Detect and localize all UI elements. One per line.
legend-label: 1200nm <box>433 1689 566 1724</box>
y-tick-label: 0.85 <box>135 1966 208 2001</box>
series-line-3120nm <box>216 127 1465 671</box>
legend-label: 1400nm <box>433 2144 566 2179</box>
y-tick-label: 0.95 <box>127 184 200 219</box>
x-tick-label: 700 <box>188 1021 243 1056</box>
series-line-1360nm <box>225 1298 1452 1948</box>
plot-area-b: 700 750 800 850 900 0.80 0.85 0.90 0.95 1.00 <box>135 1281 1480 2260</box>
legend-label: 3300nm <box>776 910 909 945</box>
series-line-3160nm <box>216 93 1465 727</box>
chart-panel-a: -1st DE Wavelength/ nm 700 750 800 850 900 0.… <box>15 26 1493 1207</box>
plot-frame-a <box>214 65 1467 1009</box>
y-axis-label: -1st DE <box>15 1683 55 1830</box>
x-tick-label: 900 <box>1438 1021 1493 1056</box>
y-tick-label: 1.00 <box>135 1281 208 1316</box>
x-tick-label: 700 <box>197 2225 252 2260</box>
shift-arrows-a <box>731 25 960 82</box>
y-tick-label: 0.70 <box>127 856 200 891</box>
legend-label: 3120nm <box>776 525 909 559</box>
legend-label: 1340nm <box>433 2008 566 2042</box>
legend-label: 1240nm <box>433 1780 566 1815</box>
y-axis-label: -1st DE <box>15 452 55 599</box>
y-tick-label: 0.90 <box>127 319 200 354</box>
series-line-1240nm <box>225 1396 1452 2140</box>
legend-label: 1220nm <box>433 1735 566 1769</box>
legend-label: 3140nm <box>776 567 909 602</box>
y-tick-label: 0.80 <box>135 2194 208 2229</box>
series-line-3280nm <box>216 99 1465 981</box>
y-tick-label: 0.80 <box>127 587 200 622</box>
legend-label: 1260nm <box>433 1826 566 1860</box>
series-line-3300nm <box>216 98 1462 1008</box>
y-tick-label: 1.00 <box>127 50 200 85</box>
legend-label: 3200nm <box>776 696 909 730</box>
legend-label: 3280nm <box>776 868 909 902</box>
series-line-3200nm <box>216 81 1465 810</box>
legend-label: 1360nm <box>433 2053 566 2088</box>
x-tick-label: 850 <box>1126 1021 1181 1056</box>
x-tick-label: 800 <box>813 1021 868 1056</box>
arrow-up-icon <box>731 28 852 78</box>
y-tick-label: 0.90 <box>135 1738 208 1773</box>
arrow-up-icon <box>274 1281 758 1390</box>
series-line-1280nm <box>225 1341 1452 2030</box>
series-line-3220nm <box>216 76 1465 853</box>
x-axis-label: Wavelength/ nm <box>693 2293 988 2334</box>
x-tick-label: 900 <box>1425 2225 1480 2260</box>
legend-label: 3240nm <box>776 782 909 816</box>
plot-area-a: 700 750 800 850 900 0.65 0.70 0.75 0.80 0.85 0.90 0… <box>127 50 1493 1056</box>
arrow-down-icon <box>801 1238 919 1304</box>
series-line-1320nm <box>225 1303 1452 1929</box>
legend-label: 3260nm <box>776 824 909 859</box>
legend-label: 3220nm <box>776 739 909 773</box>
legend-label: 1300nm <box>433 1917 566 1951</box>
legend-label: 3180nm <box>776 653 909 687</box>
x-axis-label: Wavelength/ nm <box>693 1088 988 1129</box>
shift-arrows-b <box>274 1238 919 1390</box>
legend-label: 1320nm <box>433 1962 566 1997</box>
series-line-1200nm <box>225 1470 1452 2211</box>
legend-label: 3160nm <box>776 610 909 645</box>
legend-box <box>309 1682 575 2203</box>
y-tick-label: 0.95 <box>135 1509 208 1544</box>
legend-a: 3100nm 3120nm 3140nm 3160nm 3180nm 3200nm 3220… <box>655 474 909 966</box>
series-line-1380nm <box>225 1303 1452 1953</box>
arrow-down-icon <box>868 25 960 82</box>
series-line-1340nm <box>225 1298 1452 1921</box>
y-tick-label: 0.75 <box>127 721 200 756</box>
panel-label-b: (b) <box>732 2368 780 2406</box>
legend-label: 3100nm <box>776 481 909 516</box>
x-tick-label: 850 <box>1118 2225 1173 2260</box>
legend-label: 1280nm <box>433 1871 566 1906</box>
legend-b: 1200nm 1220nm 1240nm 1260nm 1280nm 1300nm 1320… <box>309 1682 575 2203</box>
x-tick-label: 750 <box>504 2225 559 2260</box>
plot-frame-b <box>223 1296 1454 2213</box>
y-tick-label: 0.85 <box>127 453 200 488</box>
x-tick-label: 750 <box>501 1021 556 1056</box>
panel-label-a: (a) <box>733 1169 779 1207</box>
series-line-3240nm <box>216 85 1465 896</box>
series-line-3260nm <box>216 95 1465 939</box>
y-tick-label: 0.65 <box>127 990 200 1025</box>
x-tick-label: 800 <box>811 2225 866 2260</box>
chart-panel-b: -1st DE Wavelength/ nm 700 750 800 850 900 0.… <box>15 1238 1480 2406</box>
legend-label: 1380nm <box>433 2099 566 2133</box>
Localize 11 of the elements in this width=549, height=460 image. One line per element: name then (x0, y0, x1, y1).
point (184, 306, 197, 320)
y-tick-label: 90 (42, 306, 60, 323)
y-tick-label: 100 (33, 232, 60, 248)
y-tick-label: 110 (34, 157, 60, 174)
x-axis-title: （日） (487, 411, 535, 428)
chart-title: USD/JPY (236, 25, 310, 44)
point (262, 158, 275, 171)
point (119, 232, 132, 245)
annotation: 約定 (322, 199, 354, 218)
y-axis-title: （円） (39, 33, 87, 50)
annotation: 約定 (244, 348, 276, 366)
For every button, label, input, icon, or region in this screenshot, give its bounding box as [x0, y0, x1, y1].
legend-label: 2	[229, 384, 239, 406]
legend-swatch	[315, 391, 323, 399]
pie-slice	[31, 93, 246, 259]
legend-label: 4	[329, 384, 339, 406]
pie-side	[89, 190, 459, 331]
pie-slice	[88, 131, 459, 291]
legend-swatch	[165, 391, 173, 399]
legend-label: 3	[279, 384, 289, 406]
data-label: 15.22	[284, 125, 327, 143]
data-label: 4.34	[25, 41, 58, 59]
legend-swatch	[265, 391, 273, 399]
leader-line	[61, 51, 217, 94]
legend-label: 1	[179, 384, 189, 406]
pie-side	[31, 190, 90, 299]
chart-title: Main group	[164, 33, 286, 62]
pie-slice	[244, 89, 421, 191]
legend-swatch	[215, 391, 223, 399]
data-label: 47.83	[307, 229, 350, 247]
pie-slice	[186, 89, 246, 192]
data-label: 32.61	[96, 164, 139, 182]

:::

EXERCISE DESCRIPTION:
Return every line from the start of the records down to the line containing "x-tick-label: 800 <box>813", inclusive, copied character for character.

FINISHED TASK:
Detect and localize all UI elements. One per line.
legend-label: 1200nm <box>433 1689 566 1724</box>
y-tick-label: 0.85 <box>135 1966 208 2001</box>
series-line-3120nm <box>216 127 1465 671</box>
legend-label: 1400nm <box>433 2144 566 2179</box>
y-tick-label: 0.95 <box>127 184 200 219</box>
x-tick-label: 700 <box>188 1021 243 1056</box>
series-line-1360nm <box>225 1298 1452 1948</box>
plot-area-b: 700 750 800 850 900 0.80 0.85 0.90 0.95 1.00 <box>135 1281 1480 2260</box>
legend-label: 3300nm <box>776 910 909 945</box>
series-line-3160nm <box>216 93 1465 727</box>
chart-panel-a: -1st DE Wavelength/ nm 700 750 800 850 900 0.… <box>15 26 1493 1207</box>
plot-frame-a <box>214 65 1467 1009</box>
y-axis-label: -1st DE <box>15 1683 55 1830</box>
x-tick-label: 900 <box>1438 1021 1493 1056</box>
y-tick-label: 1.00 <box>135 1281 208 1316</box>
x-tick-label: 700 <box>197 2225 252 2260</box>
shift-arrows-a <box>731 25 960 82</box>
y-tick-label: 0.70 <box>127 856 200 891</box>
legend-label: 3120nm <box>776 525 909 559</box>
legend-label: 1340nm <box>433 2008 566 2042</box>
legend-label: 1240nm <box>433 1780 566 1815</box>
y-axis-label: -1st DE <box>15 452 55 599</box>
y-tick-label: 0.90 <box>127 319 200 354</box>
series-line-1240nm <box>225 1396 1452 2140</box>
legend-label: 1220nm <box>433 1735 566 1769</box>
legend-label: 3140nm <box>776 567 909 602</box>
y-tick-label: 0.80 <box>135 2194 208 2229</box>
series-line-3280nm <box>216 99 1465 981</box>
y-tick-label: 0.80 <box>127 587 200 622</box>
legend-label: 1260nm <box>433 1826 566 1860</box>
series-line-3300nm <box>216 98 1462 1008</box>
y-tick-label: 1.00 <box>127 50 200 85</box>
legend-label: 3200nm <box>776 696 909 730</box>
legend-label: 3280nm <box>776 868 909 902</box>
series-line-3200nm <box>216 81 1465 810</box>
legend-label: 1360nm <box>433 2053 566 2088</box>
x-tick-label: 850 <box>1126 1021 1181 1056</box>
x-tick-label: 800 <box>813 1021 868 1056</box>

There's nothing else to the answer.